- Exercise goal
Filter the records below for the word "document". Copy each line that holds it.

- Stored data
>> Start

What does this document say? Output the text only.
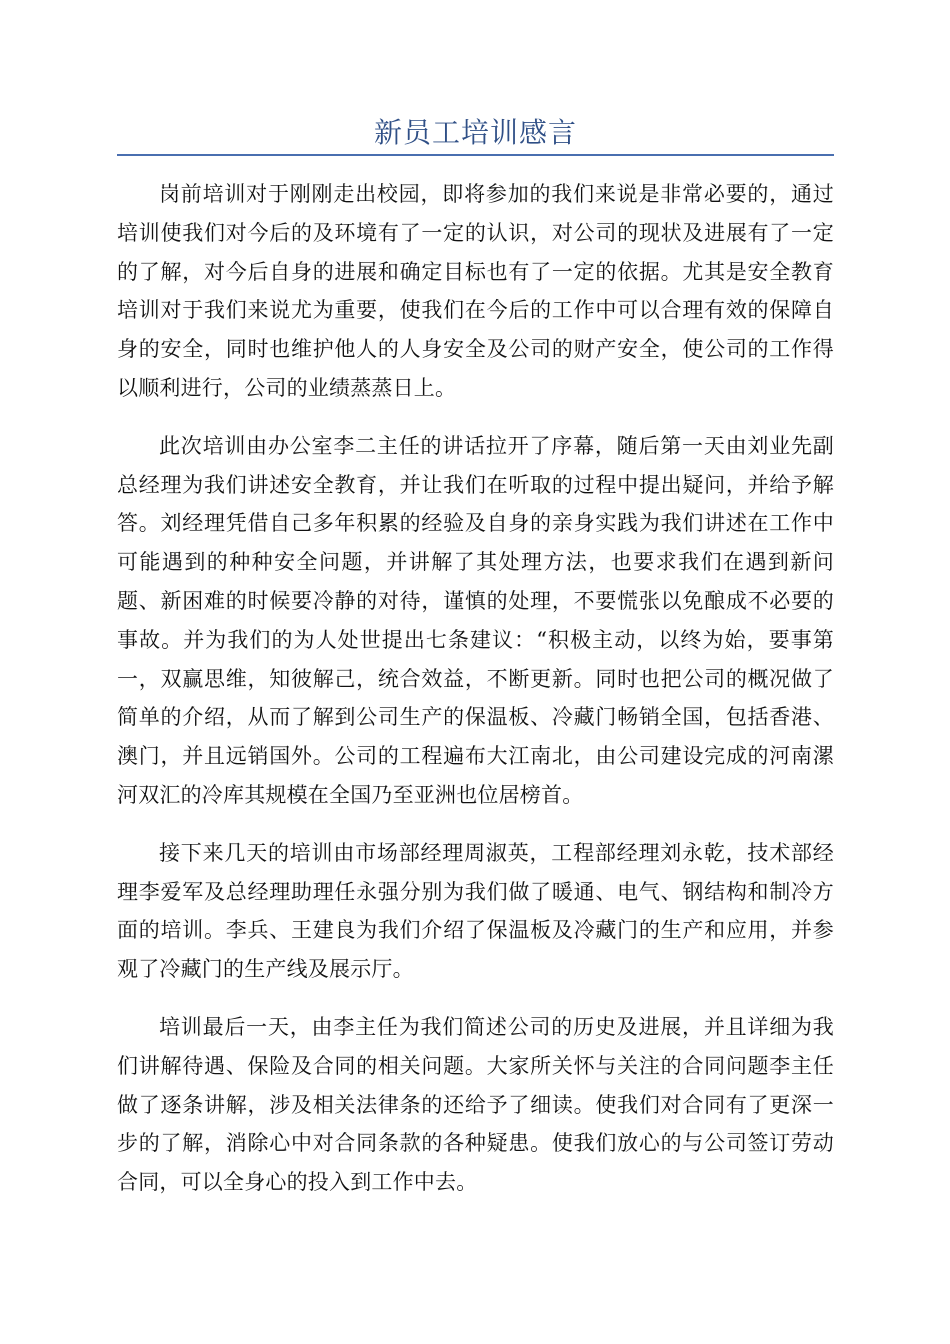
新员工培训感言

岗前培训对于刚刚走出校园，即将参加的我们来说是非常必要的，通过培训使我们对今后的及环境有了一定的认识，对公司的现状及进展有了一定的了解，对今后自身的进展和确定目标也有了一定的依据。尤其是安全教育培训对于我们来说尤为重要，使我们在今后的工作中可以合理有效的保障自身的安全，同时也维护他人的人身安全及公司的财产安全，使公司的工作得以顺利进行，公司的业绩蒸蒸日上。

此次培训由办公室李二主任的讲话拉开了序幕，随后第一天由刘业先副总经理为我们讲述安全教育，并让我们在听取的过程中提出疑问，并给予解答。刘经理凭借自己多年积累的经验及自身的亲身实践为我们讲述在工作中可能遇到的种种安全问题，并讲解了其处理方法，也要求我们在遇到新问题、新困难的时候要冷静的对待，谨慎的处理，不要慌张以免酿成不必要的事故。并为我们的为人处世提出七条建议：“积极主动，以终为始，要事第一，双赢思维，知彼解己，统合效益，不断更新。同时也把公司的概况做了简单的介绍，从而了解到公司生产的保温板、冷藏门畅销全国，包括香港、澳门，并且远销国外。公司的工程遍布大江南北，由公司建设完成的河南漯河双汇的冷库其规模在全国乃至亚洲也位居榜首。

接下来几天的培训由市场部经理周淑英，工程部经理刘永乾，技术部经理李爱军及总经理助理任永强分别为我们做了暖通、电气、钢结构和制冷方面的培训。李兵、王建良为我们介绍了保温板及冷藏门的生产和应用，并参观了冷藏门的生产线及展示厅。

培训最后一天，由李主任为我们简述公司的历史及进展，并且详细为我们讲解待遇、保险及合同的相关问题。大家所关怀与关注的合同问题李主任做了逐条讲解，涉及相关法律条的还给予了细读。使我们对合同有了更深一步的了解，消除心中对合同条款的各种疑患。使我们放心的与公司签订劳动合同，可以全身心的投入到工作中去。
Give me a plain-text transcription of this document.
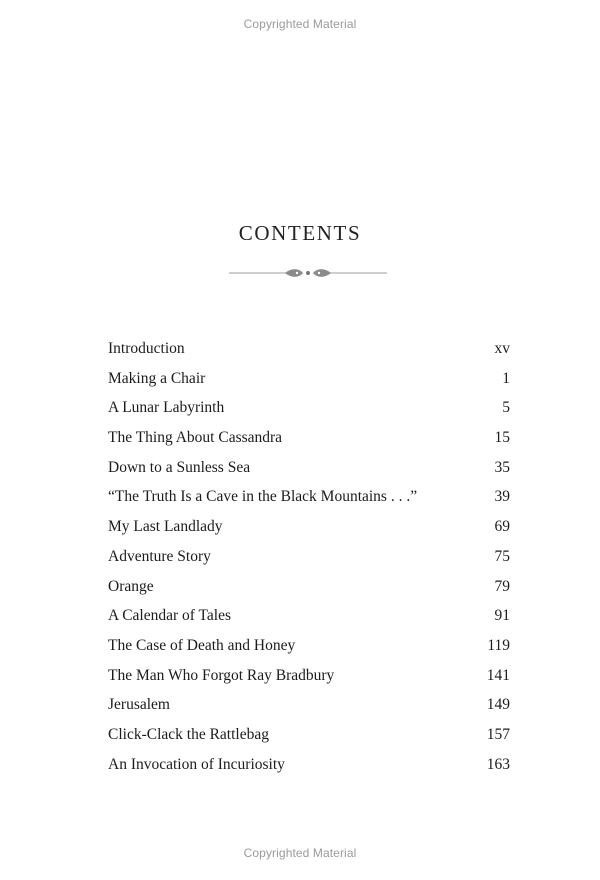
Copyrighted Material
CONTENTS
Introduction	xv
Making a Chair	1
A Lunar Labyrinth	5
The Thing About Cassandra	15
Down to a Sunless Sea	35
“The Truth Is a Cave in the Black Mountains . . .”	39
My Last Landlady	69
Adventure Story	75
Orange	79
A Calendar of Tales	91
The Case of Death and Honey	119
The Man Who Forgot Ray Bradbury	141
Jerusalem	149
Click-Clack the Rattlebag	157
An Invocation of Incuriosity	163
Copyrighted Material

>> End

- Problem solution
What does this document say? Output the text only.
Give me a plain-text transcription of this document.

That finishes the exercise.